- **Task to carry out**
What follows is a set of records; restate each one word for word and drop the pictures.

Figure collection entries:

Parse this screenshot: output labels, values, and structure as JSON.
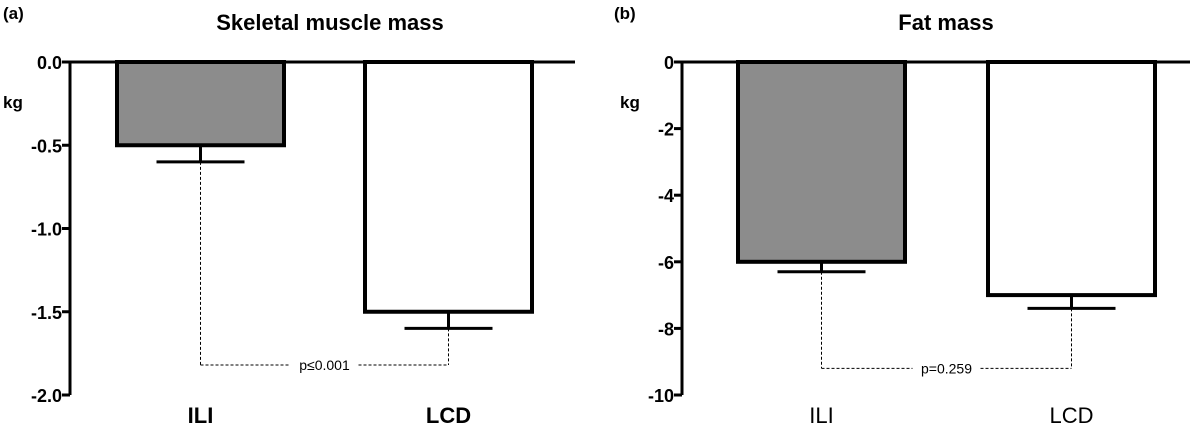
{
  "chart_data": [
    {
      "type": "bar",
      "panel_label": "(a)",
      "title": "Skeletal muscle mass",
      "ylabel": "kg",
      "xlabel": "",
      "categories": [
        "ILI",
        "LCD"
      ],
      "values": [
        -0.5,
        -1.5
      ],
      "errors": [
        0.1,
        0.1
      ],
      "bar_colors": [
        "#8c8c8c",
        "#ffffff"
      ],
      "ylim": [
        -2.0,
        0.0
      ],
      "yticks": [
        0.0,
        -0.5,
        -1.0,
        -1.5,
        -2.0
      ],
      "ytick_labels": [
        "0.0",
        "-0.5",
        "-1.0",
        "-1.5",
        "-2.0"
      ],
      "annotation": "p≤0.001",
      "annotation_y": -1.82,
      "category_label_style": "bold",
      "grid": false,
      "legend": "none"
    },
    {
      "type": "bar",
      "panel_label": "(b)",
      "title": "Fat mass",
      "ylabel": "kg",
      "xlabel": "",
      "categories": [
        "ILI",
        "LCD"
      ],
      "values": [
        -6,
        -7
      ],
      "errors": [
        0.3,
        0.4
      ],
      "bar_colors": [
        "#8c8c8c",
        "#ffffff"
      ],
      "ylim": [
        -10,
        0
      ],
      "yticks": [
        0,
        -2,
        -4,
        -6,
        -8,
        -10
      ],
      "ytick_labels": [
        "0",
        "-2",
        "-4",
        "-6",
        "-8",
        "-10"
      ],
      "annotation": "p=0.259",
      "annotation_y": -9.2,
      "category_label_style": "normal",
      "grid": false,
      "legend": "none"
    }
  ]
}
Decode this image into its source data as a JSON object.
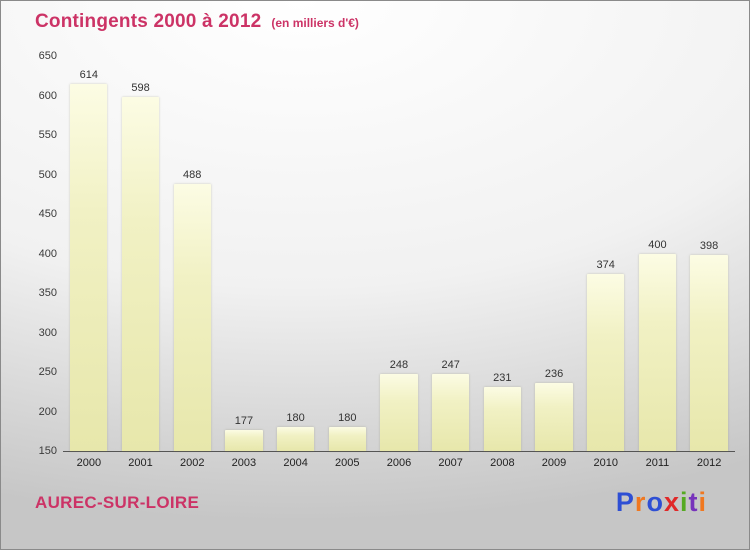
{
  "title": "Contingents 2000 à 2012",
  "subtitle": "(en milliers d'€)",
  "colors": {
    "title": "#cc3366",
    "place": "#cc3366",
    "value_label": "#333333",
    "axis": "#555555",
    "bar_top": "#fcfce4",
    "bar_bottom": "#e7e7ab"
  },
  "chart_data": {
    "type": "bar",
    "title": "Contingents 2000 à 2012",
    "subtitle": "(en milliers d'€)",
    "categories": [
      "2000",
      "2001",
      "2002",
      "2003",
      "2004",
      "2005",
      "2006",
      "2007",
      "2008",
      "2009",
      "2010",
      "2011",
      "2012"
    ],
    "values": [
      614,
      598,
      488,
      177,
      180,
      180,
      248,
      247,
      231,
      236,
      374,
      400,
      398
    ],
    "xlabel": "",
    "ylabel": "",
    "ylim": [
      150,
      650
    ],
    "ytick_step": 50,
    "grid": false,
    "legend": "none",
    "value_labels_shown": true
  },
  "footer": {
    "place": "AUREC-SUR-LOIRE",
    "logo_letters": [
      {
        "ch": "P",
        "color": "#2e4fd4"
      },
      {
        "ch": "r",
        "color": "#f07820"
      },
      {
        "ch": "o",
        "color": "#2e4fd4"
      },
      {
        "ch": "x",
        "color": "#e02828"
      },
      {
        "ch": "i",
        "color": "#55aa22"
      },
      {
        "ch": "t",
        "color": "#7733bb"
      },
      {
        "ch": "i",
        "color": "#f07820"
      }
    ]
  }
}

- **Response to this task**
Parse this screenshot: output labels, values, and structure as JSON.
{
  "chart_data": [
    {
      "type": "bar",
      "panel_label": "(a)",
      "title": "Skeletal muscle mass",
      "ylabel": "kg",
      "xlabel": "",
      "categories": [
        "ILI",
        "LCD"
      ],
      "values": [
        -0.5,
        -1.5
      ],
      "errors": [
        0.1,
        0.1
      ],
      "bar_colors": [
        "#8c8c8c",
        "#ffffff"
      ],
      "ylim": [
        -2.0,
        0.0
      ],
      "yticks": [
        0.0,
        -0.5,
        -1.0,
        -1.5,
        -2.0
      ],
      "ytick_labels": [
        "0.0",
        "-0.5",
        "-1.0",
        "-1.5",
        "-2.0"
      ],
      "annotation": "p≤0.001",
      "annotation_y": -1.82,
      "category_label_style": "bold",
      "grid": false,
      "legend": "none"
    },
    {
      "type": "bar",
      "panel_label": "(b)",
      "title": "Fat mass",
      "ylabel": "kg",
      "xlabel": "",
      "categories": [
        "ILI",
        "LCD"
      ],
      "values": [
        -6,
        -7
      ],
      "errors": [
        0.3,
        0.4
      ],
      "bar_colors": [
        "#8c8c8c",
        "#ffffff"
      ],
      "ylim": [
        -10,
        0
      ],
      "yticks": [
        0,
        -2,
        -4,
        -6,
        -8,
        -10
      ],
      "ytick_labels": [
        "0",
        "-2",
        "-4",
        "-6",
        "-8",
        "-10"
      ],
      "annotation": "p=0.259",
      "annotation_y": -9.2,
      "category_label_style": "normal",
      "grid": false,
      "legend": "none"
    }
  ]
}
Decode this image into its source data as a JSON object.
{
  "title": "Contingents 2000 à 2012",
  "subtitle": "(en milliers d'€)",
  "colors": {
    "title": "#cc3366",
    "place": "#cc3366",
    "value_label": "#333333",
    "axis": "#555555",
    "bar_top": "#fcfce4",
    "bar_bottom": "#e7e7ab"
  },
  "chart_data": {
    "type": "bar",
    "title": "Contingents 2000 à 2012",
    "subtitle": "(en milliers d'€)",
    "categories": [
      "2000",
      "2001",
      "2002",
      "2003",
      "2004",
      "2005",
      "2006",
      "2007",
      "2008",
      "2009",
      "2010",
      "2011",
      "2012"
    ],
    "values": [
      614,
      598,
      488,
      177,
      180,
      180,
      248,
      247,
      231,
      236,
      374,
      400,
      398
    ],
    "xlabel": "",
    "ylabel": "",
    "ylim": [
      150,
      650
    ],
    "ytick_step": 50,
    "grid": false,
    "legend": "none",
    "value_labels_shown": true
  },
  "footer": {
    "place": "AUREC-SUR-LOIRE",
    "logo_letters": [
      {
        "ch": "P",
        "color": "#2e4fd4"
      },
      {
        "ch": "r",
        "color": "#f07820"
      },
      {
        "ch": "o",
        "color": "#2e4fd4"
      },
      {
        "ch": "x",
        "color": "#e02828"
      },
      {
        "ch": "i",
        "color": "#55aa22"
      },
      {
        "ch": "t",
        "color": "#7733bb"
      },
      {
        "ch": "i",
        "color": "#f07820"
      }
    ]
  }
}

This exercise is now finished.